TÂCHE DEMANDÉE 1 –
Répondez à ces questions sur l'entretien avec Larbi Jaïdi :
(a) Par combien de grands cycles l'économie marocaine est-elle passée ?
(b) Quelle activité Larbi Jaïdi cite-t-il comme une industrie en situation délicate ?
(c) Depuis quelles années un tel regain d'intérêt pour l'industrie destinée au marché local n'avait-il plus été vu au Maroc ?
────
Larbi Jaïdi: « Le débat sur la réindustrialisation doit se faire avec beaucoup de réserve »
L’économie marocaine est passée par trois grands cycles qui ont marqué l’industrie nationale. Larbi Jaïdi décrypte les facteurs historiques de ce processus d’industrialisation et analyse les avancées.
Challenge : A la crise sanitaire, l’industrie marocaine s’est adaptée pour la confection de produits devenus vitaux. Un tel regain d’intérêt pour l’industrie destinée au marché local n’a plus été vu au Maroc depuis les années 60. Comment l’expliquez-vous ?
Larbi Jaïdi : On ne peut pas dire que l’industrie marocaine s’est adaptée à la situation. Ce sont des branches de l’industrie marocaine, ce ne sont même pas des secteurs. C’est que ces branches ont saisi l’opportunité d’un redéploiement pour faire face à la situation. Leur appareil de production permettait à ce qu’elles puissent faire face à la situation. Donc, bien évidemment, ce n’est pas l’industrie dans sa globalité. Nous sommes aujourd’hui dans une situation difficile à la suite de la baisse de la demande interne et des contraintes venant de la demande externe adressée au Maroc. Je parle justement de l’activité textile, qui est une indus-trie en grande partie aujourd’hui dans une situation délicate. De la même manière, certaines activités de l’industrie mécanique tournent au ralenti. Il ne faut pas aller très vite dans le raisonnement. De tout temps, on disait que la performance de l’industrie d’un pays est celle qui permettait à ses activités de répondre à la fois à la demande intérieure et à la demande externe.
────
TÂCHE DEMANDÉE 2 – Présentez en liste JSON de chaînes, une chaîne par ligne et sans lignes vides, les lignes du listing à partir de celle qui contient "306, 806, 556]" et jusqu'à la fin du listing, bornes comprises.
────
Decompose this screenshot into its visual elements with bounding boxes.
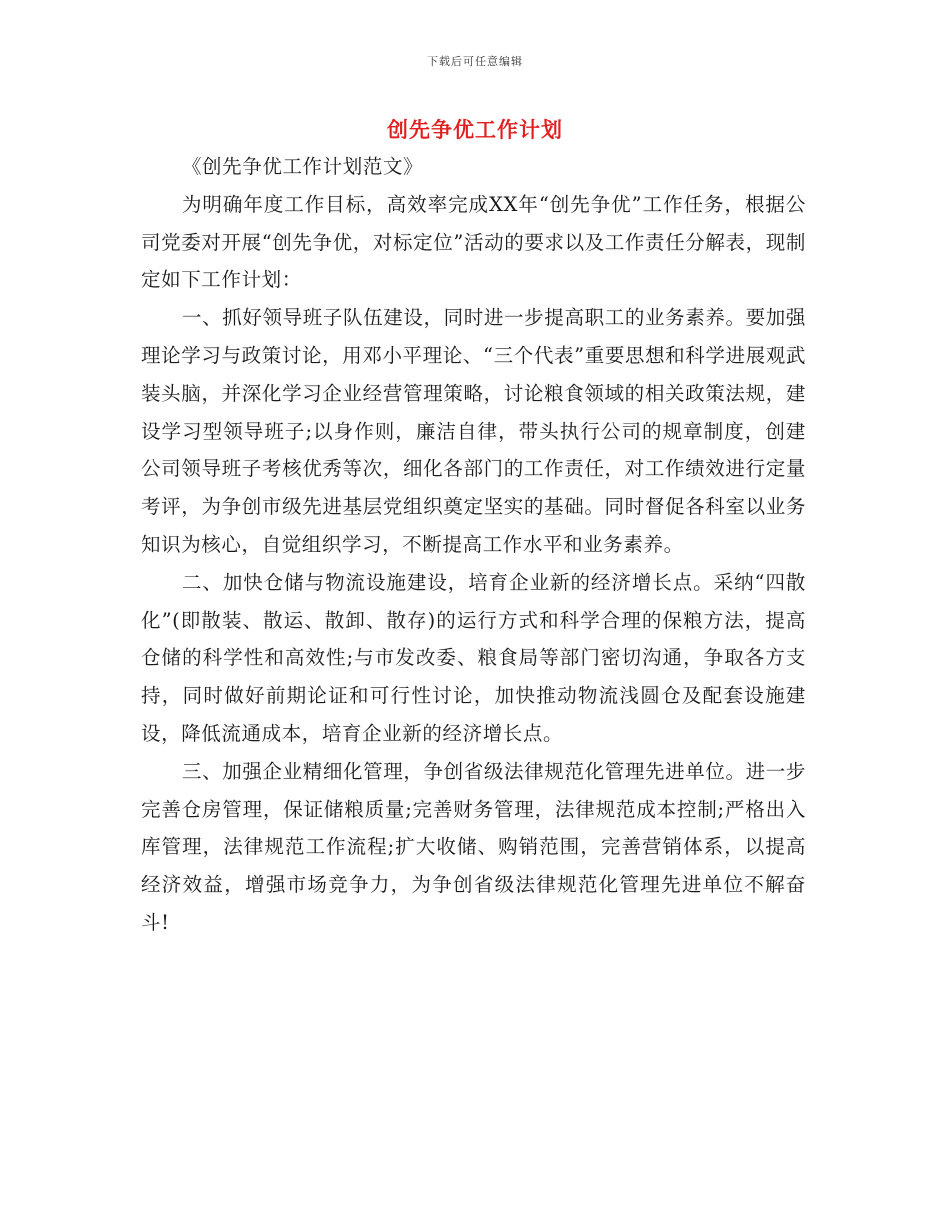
paragraph-section-1: 一、抓好领导班子队伍建设，同时进一步提高职工的业务素养。要加强理论学习与政策讨论，用邓小平理论、“三个代表”重要思想和科学进展观武装头脑，并深化学习企业经营管理策略，讨论粮食领域的相关政策法规，建设学习型领导班子;以身作则，廉洁自律，带头执行公司的规章制度，创建公司领导班子考核优秀等次，细化各部门的工作责任，对工作绩效进行定量考评，为争创市级先进基层党组织奠定坚实的基础。同时督促各科室以业务知识为核心，自觉组织学习，不断提高工作水平和业务素养。 bbox=[141, 306, 806, 556]
paragraph-subtitle: 《创先争优工作计划范文》 bbox=[181, 155, 424, 178]
header-note: 下载后可任意编辑 bbox=[427, 55, 523, 68]
paragraph-section-2: 二、加快仓储与物流设施建设，培育企业新的经济增长点。采纳“四散化”(即散装、散运、散卸、散存)的运行方式和科学合理的保粮方法，提高仓储的科学性和高效性;与市发改委、粮食局等部门密切沟通，争取各方支持，同时做好前期论证和可行性讨论，加快推动物流浅圆仓及配套设施建设，降低流通成本，培育企业新的经济增长点。 bbox=[141, 570, 806, 745]
paragraph-section-3: 三、加强企业精细化管理，争创省级法律规范化管理先进单位。进一步完善仓房管理，保证储粮质量;完善财务管理，法律规范成本控制;严格出入库管理，法律规范工作流程;扩大收储、购销范围，完善营销体系，以提高经济效益，增强市场竞争力，为争创省级法律规范化管理先进单位不解奋斗! bbox=[141, 759, 806, 934]
document-title: 创先争优工作计划 bbox=[387, 118, 563, 142]
document-body bbox=[141, 148, 806, 942]
paragraph-intro: 为明确年度工作目标，高效率完成XX年“创先争优”工作任务，根据公司党委对开展“创先争优，对标定位”活动的要求以及工作责任分解表，现制定如下工作计划： bbox=[141, 192, 806, 292]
────
RÉSULTAT OBTENU 1 –
(a) Trois grands cycles.
(b) L'activité textile.
(c) Depuis les années 60.

RÉSULTAT OBTENU 2 –
[
  "paragraph-section-1: 一、抓好领导班子队伍建设，同时进一步提高职工的业务素养。要加强理论学习与政策讨论，用邓小平理论、“三个代表”重要思想和科学进展观武装头脑，并深化学习企业经营管理策略，讨论粮食领域的相关政策法规，建设学习型领导班子;以身作则，廉洁自律，带头执行公司的规章制度，创建公司领导班子考核优秀等次，细化各部门的工作责任，对工作绩效进行定量考评，为争创市级先进基层党组织奠定坚实的基础。同时督促各科室以业务知识为核心，自觉组织学习，不断提高工作水平和业务素养。 bbox=[141, 306, 806, 556]",
  "paragraph-subtitle: 《创先争优工作计划范文》 bbox=[181, 155, 424, 178]",
  "header-note: 下载后可任意编辑 bbox=[427, 55, 523, 68]",
  "paragraph-section-2: 二、加快仓储与物流设施建设，培育企业新的经济增长点。采纳“四散化”(即散装、散运、散卸、散存)的运行方式和科学合理的保粮方法，提高仓储的科学性和高效性;与市发改委、粮食局等部门密切沟通，争取各方支持，同时做好前期论证和可行性讨论，加快推动物流浅圆仓及配套设施建设，降低流通成本，培育企业新的经济增长点。 bbox=[141, 570, 806, 745]",
  "paragraph-section-3: 三、加强企业精细化管理，争创省级法律规范化管理先进单位。进一步完善仓房管理，保证储粮质量;完善财务管理，法律规范成本控制;严格出入库管理，法律规范工作流程;扩大收储、购销范围，完善营销体系，以提高经济效益，增强市场竞争力，为争创省级法律规范化管理先进单位不解奋斗! bbox=[141, 759, 806, 934]",
  "document-title: 创先争优工作计划 bbox=[387, 118, 563, 142]",
  "document-body bbox=[141, 148, 806, 942]",
  "paragraph-intro: 为明确年度工作目标，高效率完成XX年“创先争优”工作任务，根据公司党委对开展“创先争优，对标定位”活动的要求以及工作责任分解表，现制定如下工作计划： bbox=[141, 192, 806, 292]"
]